(Stated task)
Wherever a line holds the string "高中名校高一第二学期期末联考测试卷", copy that line.

····················

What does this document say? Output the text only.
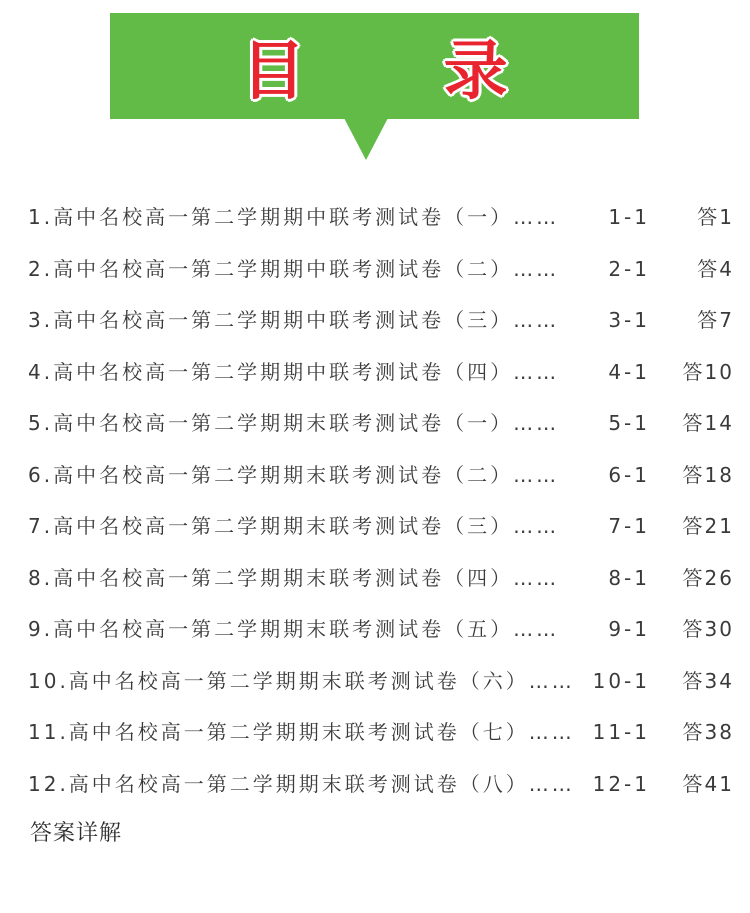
目 录
1.高中名校高一第二学期期中联考测试卷（一）…… 1-1 答1
2.高中名校高一第二学期期中联考测试卷（二）…… 2-1 答4
3.高中名校高一第二学期期中联考测试卷（三）…… 3-1 答7
4.高中名校高一第二学期期中联考测试卷（四）…… 4-1 答10
5.高中名校高一第二学期期末联考测试卷（一）…… 5-1 答14
6.高中名校高一第二学期期末联考测试卷（二）…… 6-1 答18
7.高中名校高一第二学期期末联考测试卷（三）…… 7-1 答21
8.高中名校高一第二学期期末联考测试卷（四）…… 8-1 答26
9.高中名校高一第二学期期末联考测试卷（五）…… 9-1 答30
10.高中名校高一第二学期期末联考测试卷（六）…… 10-1 答34
11.高中名校高一第二学期期末联考测试卷（七）…… 11-1 答38
12.高中名校高一第二学期期末联考测试卷（八）…… 12-1 答41
答案详解
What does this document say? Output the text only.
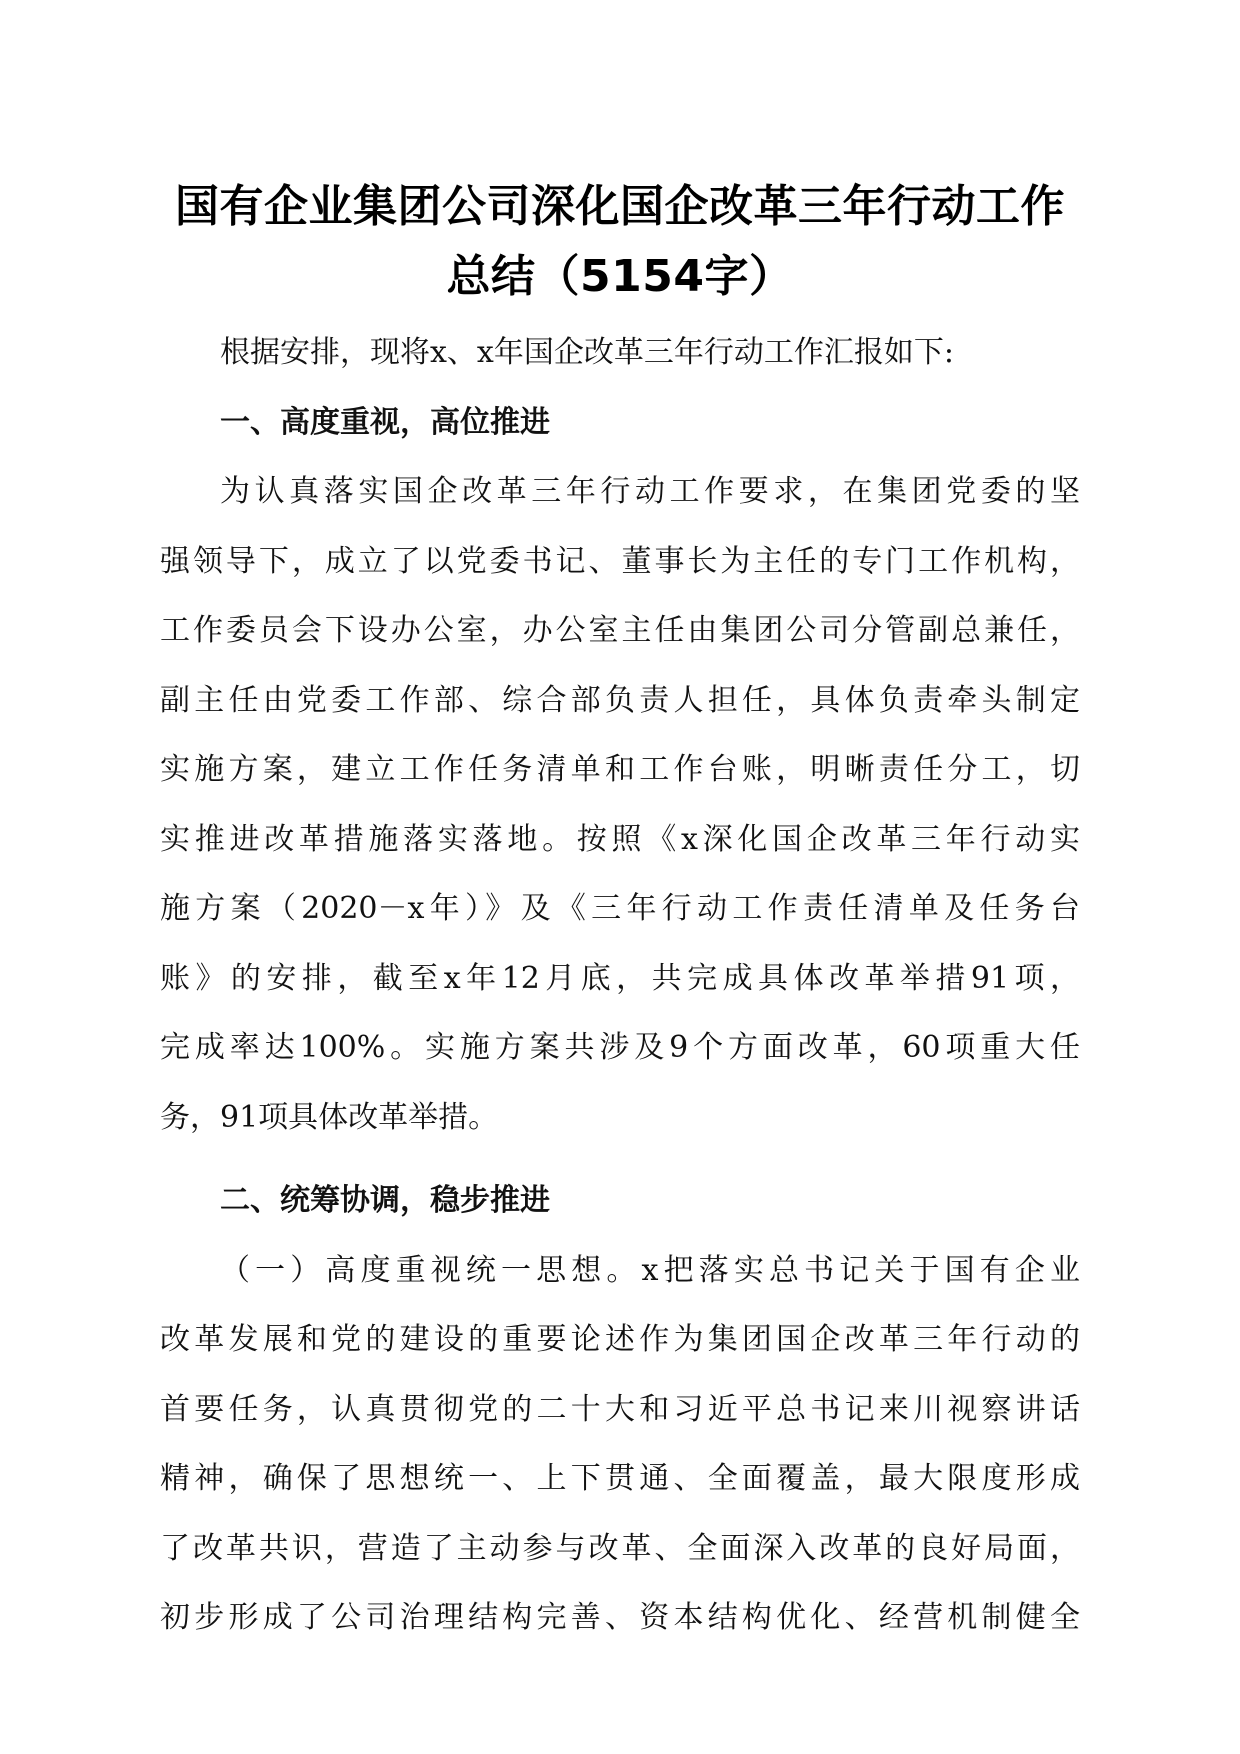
国有企业集团公司深化国企改革三年行动工作
总结（5154字）
根据安排，现将x、x年国企改革三年行动工作汇报如下:
一、高度重视，高位推进
为认真落实国企改革三年行动工作要求，在集团党委的坚
强领导下，成立了以党委书记、董事长为主任的专门工作机构，
工作委员会下设办公室，办公室主任由集团公司分管副总兼任，
副主任由党委工作部、综合部负责人担任，具体负责牵头制定
实施方案，建立工作任务清单和工作台账，明晰责任分工，切
实推进改革措施落实落地。按照《x深化国企改革三年行动实
施方案（2020－x年）》及《三年行动工作责任清单及任务台
账》的安排，截至x年12月底，共完成具体改革举措91项，
完成率达100%。实施方案共涉及9个方面改革，60项重大任
务，91项具体改革举措。
二、统筹协调，稳步推进
（一）高度重视统一思想。x把落实总书记关于国有企业
改革发展和党的建设的重要论述作为集团国企改革三年行动的
首要任务，认真贯彻党的二十大和习近平总书记来川视察讲话
精神，确保了思想统一、上下贯通、全面覆盖，最大限度形成
了改革共识，营造了主动参与改革、全面深入改革的良好局面，
初步形成了公司治理结构完善、资本结构优化、经营机制健全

····················

(Full response)
5.高中名校高一第二学期期末联考测试卷（一）…… 5-1 答14
6.高中名校高一第二学期期末联考测试卷（二）…… 6-1 答18
7.高中名校高一第二学期期末联考测试卷（三）…… 7-1 答21
8.高中名校高一第二学期期末联考测试卷（四）…… 8-1 答26
9.高中名校高一第二学期期末联考测试卷（五）…… 9-1 答30
10.高中名校高一第二学期期末联考测试卷（六）…… 10-1 答34
11.高中名校高一第二学期期末联考测试卷（七）…… 11-1 答38
12.高中名校高一第二学期期末联考测试卷（八）…… 12-1 答41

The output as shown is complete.